### What this task involves
Restate the records in their entirety, word for word.

### Exercise material
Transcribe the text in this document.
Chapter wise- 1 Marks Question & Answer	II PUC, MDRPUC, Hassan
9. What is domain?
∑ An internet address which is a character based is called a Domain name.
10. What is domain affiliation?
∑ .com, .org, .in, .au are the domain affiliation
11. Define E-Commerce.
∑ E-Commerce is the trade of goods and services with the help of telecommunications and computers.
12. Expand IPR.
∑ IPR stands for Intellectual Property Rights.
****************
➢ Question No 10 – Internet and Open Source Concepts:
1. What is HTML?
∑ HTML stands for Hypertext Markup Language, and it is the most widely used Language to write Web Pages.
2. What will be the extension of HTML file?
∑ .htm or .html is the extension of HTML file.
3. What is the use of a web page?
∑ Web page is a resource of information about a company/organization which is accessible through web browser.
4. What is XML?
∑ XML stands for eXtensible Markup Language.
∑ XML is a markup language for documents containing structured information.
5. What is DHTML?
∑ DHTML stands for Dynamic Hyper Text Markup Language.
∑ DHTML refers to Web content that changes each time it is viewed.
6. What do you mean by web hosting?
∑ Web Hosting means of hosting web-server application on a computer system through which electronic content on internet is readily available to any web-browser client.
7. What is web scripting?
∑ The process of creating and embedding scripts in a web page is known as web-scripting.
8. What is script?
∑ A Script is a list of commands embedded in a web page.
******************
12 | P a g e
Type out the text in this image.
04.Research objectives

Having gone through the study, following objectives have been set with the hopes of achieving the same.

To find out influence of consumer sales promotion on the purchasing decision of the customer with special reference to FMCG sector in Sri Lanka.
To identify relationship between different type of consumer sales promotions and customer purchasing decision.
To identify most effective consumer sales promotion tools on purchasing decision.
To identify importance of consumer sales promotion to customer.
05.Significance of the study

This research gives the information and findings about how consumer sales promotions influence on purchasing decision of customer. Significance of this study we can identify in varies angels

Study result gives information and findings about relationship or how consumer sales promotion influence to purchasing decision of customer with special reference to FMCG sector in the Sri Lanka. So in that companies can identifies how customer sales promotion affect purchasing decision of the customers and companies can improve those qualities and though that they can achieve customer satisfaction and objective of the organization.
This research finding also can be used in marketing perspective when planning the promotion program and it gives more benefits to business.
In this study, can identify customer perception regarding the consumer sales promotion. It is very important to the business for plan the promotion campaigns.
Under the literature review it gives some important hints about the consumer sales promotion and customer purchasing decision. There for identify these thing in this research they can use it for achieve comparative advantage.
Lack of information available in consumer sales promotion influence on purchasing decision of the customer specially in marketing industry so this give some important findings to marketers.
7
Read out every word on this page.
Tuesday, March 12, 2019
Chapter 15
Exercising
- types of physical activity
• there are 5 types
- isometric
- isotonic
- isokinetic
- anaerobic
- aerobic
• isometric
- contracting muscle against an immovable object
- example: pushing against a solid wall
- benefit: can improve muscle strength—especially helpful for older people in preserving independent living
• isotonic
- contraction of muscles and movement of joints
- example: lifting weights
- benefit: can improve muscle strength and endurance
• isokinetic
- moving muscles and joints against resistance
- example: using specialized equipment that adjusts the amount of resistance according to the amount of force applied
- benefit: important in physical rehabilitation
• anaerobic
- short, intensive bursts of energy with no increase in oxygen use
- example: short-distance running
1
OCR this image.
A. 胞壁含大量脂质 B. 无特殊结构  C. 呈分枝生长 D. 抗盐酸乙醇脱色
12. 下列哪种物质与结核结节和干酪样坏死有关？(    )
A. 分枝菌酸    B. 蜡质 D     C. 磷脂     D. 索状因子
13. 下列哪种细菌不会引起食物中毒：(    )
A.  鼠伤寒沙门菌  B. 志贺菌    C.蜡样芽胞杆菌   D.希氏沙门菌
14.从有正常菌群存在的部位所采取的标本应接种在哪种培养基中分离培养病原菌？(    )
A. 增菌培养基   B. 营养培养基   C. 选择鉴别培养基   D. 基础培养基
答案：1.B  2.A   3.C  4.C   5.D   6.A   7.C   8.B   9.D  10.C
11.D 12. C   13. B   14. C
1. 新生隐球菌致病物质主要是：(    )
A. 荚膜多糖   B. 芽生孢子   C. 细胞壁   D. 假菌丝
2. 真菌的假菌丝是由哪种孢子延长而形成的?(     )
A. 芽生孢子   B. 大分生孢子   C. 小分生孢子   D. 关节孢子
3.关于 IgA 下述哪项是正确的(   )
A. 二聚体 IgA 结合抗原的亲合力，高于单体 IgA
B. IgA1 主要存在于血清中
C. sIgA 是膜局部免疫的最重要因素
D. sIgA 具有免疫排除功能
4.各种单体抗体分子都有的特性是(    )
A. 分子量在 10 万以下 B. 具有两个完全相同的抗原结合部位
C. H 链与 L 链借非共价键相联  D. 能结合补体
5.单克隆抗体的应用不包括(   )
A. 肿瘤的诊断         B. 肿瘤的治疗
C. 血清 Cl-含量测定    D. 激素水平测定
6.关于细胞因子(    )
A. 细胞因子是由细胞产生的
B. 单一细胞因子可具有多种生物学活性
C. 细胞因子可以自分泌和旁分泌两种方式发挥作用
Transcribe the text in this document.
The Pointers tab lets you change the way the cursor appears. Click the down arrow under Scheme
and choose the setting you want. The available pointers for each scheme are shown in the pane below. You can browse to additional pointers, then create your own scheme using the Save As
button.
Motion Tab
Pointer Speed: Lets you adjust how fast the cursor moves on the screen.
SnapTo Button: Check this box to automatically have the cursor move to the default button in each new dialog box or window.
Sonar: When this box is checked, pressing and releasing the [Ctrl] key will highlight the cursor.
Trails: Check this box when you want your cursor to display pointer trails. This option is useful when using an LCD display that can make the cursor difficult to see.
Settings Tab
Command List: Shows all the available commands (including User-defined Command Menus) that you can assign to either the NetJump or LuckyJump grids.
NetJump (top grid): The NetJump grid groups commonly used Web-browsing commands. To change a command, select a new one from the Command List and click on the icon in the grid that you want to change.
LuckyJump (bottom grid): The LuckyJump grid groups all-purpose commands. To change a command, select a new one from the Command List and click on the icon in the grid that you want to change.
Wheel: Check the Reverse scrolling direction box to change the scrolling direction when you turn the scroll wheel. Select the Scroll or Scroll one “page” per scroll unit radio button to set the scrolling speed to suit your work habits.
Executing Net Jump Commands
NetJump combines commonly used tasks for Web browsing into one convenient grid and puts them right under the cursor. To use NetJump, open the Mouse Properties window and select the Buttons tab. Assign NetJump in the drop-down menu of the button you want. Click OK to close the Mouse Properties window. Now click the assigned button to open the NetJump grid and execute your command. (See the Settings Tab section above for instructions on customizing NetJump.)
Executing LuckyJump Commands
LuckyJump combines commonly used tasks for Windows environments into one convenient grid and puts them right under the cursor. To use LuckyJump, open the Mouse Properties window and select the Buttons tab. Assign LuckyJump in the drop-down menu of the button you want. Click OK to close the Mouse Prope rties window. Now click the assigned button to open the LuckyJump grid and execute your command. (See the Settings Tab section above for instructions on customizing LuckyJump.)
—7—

### Exercise response
Transcribe the text in this document.
Chapter wise- 1 Marks Question & Answer	II PUC, MDRPUC, Hassan
9. What is domain?
∑ An internet address which is a character based is called a Domain name.
10. What is domain affiliation?
∑ .com, .org, .in, .au are the domain affiliation
11. Define E-Commerce.
∑ E-Commerce is the trade of goods and services with the help of telecommunications and computers.
12. Expand IPR.
∑ IPR stands for Intellectual Property Rights.
****************
➢ Question No 10 – Internet and Open Source Concepts:
1. What is HTML?
∑ HTML stands for Hypertext Markup Language, and it is the most widely used Language to write Web Pages.
2. What will be the extension of HTML file?
∑ .htm or .html is the extension of HTML file.
3. What is the use of a web page?
∑ Web page is a resource of information about a company/organization which is accessible through web browser.
4. What is XML?
∑ XML stands for eXtensible Markup Language.
∑ XML is a markup language for documents containing structured information.
5. What is DHTML?
∑ DHTML stands for Dynamic Hyper Text Markup Language.
∑ DHTML refers to Web content that changes each time it is viewed.
6. What do you mean by web hosting?
∑ Web Hosting means of hosting web-server application on a computer system through which electronic content on internet is readily available to any web-browser client.
7. What is web scripting?
∑ The process of creating and embedding scripts in a web page is known as web-scripting.
8. What is script?
∑ A Script is a list of commands embedded in a web page.
******************
12 | P a g e
Type out the text in this image.
04.Research objectives

Having gone through the study, following objectives have been set with the hopes of achieving the same.

To find out influence of consumer sales promotion on the purchasing decision of the customer with special reference to FMCG sector in Sri Lanka.
To identify relationship between different type of consumer sales promotions and customer purchasing decision.
To identify most effective consumer sales promotion tools on purchasing decision.
To identify importance of consumer sales promotion to customer.
05.Significance of the study

This research gives the information and findings about how consumer sales promotions influence on purchasing decision of customer. Significance of this study we can identify in varies angels

Study result gives information and findings about relationship or how consumer sales promotion influence to purchasing decision of customer with special reference to FMCG sector in the Sri Lanka. So in that companies can identifies how customer sales promotion affect purchasing decision of the customers and companies can improve those qualities and though that they can achieve customer satisfaction and objective of the organization.
This research finding also can be used in marketing perspective when planning the promotion program and it gives more benefits to business.
In this study, can identify customer perception regarding the consumer sales promotion. It is very important to the business for plan the promotion campaigns.
Under the literature review it gives some important hints about the consumer sales promotion and customer purchasing decision. There for identify these thing in this research they can use it for achieve comparative advantage.
Lack of information available in consumer sales promotion influence on purchasing decision of the customer specially in marketing industry so this give some important findings to marketers.
7
Read out every word on this page.
Tuesday, March 12, 2019
Chapter 15
Exercising
- types of physical activity
• there are 5 types
- isometric
- isotonic
- isokinetic
- anaerobic
- aerobic
• isometric
- contracting muscle against an immovable object
- example: pushing against a solid wall
- benefit: can improve muscle strength—especially helpful for older people in preserving independent living
• isotonic
- contraction of muscles and movement of joints
- example: lifting weights
- benefit: can improve muscle strength and endurance
• isokinetic
- moving muscles and joints against resistance
- example: using specialized equipment that adjusts the amount of resistance according to the amount of force applied
- benefit: important in physical rehabilitation
• anaerobic
- short, intensive bursts of energy with no increase in oxygen use
- example: short-distance running
1
OCR this image.
A. 胞壁含大量脂质 B. 无特殊结构  C. 呈分枝生长 D. 抗盐酸乙醇脱色
12. 下列哪种物质与结核结节和干酪样坏死有关？(    )
A. 分枝菌酸    B. 蜡质 D     C. 磷脂     D. 索状因子
13. 下列哪种细菌不会引起食物中毒：(    )
A.  鼠伤寒沙门菌  B. 志贺菌    C.蜡样芽胞杆菌   D.希氏沙门菌
14.从有正常菌群存在的部位所采取的标本应接种在哪种培养基中分离培养病原菌？(    )
A. 增菌培养基   B. 营养培养基   C. 选择鉴别培养基   D. 基础培养基
答案：1.B  2.A   3.C  4.C   5.D   6.A   7.C   8.B   9.D  10.C
11.D 12. C   13. B   14. C
1. 新生隐球菌致病物质主要是：(    )
A. 荚膜多糖   B. 芽生孢子   C. 细胞壁   D. 假菌丝
2. 真菌的假菌丝是由哪种孢子延长而形成的?(     )
A. 芽生孢子   B. 大分生孢子   C. 小分生孢子   D. 关节孢子
3.关于 IgA 下述哪项是正确的(   )
A. 二聚体 IgA 结合抗原的亲合力，高于单体 IgA
B. IgA1 主要存在于血清中
C. sIgA 是膜局部免疫的最重要因素
D. sIgA 具有免疫排除功能
4.各种单体抗体分子都有的特性是(    )
A. 分子量在 10 万以下 B. 具有两个完全相同的抗原结合部位
C. H 链与 L 链借非共价键相联  D. 能结合补体
5.单克隆抗体的应用不包括(   )
A. 肿瘤的诊断         B. 肿瘤的治疗
C. 血清 Cl-含量测定    D. 激素水平测定
6.关于细胞因子(    )
A. 细胞因子是由细胞产生的
B. 单一细胞因子可具有多种生物学活性
C. 细胞因子可以自分泌和旁分泌两种方式发挥作用
Transcribe the text in this document.
The Pointers tab lets you change the way the cursor appears. Click the down arrow under Scheme
and choose the setting you want. The available pointers for each scheme are shown in the pane below. You can browse to additional pointers, then create your own scheme using the Save As
button.
Motion Tab
Pointer Speed: Lets you adjust how fast the cursor moves on the screen.
SnapTo Button: Check this box to automatically have the cursor move to the default button in each new dialog box or window.
Sonar: When this box is checked, pressing and releasing the [Ctrl] key will highlight the cursor.
Trails: Check this box when you want your cursor to display pointer trails. This option is useful when using an LCD display that can make the cursor difficult to see.
Settings Tab
Command List: Shows all the available commands (including User-defined Command Menus) that you can assign to either the NetJump or LuckyJump grids.
NetJump (top grid): The NetJump grid groups commonly used Web-browsing commands. To change a command, select a new one from the Command List and click on the icon in the grid that you want to change.
LuckyJump (bottom grid): The LuckyJump grid groups all-purpose commands. To change a command, select a new one from the Command List and click on the icon in the grid that you want to change.
Wheel: Check the Reverse scrolling direction box to change the scrolling direction when you turn the scroll wheel. Select the Scroll or Scroll one “page” per scroll unit radio button to set the scrolling speed to suit your work habits.
Executing Net Jump Commands
NetJump combines commonly used tasks for Web browsing into one convenient grid and puts them right under the cursor. To use NetJump, open the Mouse Properties window and select the Buttons tab. Assign NetJump in the drop-down menu of the button you want. Click OK to close the Mouse Properties window. Now click the assigned button to open the NetJump grid and execute your command. (See the Settings Tab section above for instructions on customizing NetJump.)
Executing LuckyJump Commands
LuckyJump combines commonly used tasks for Windows environments into one convenient grid and puts them right under the cursor. To use LuckyJump, open the Mouse Properties window and select the Buttons tab. Assign LuckyJump in the drop-down menu of the button you want. Click OK to close the Mouse Prope rties window. Now click the assigned button to open the LuckyJump grid and execute your command. (See the Settings Tab section above for instructions on customizing LuckyJump.)
—7—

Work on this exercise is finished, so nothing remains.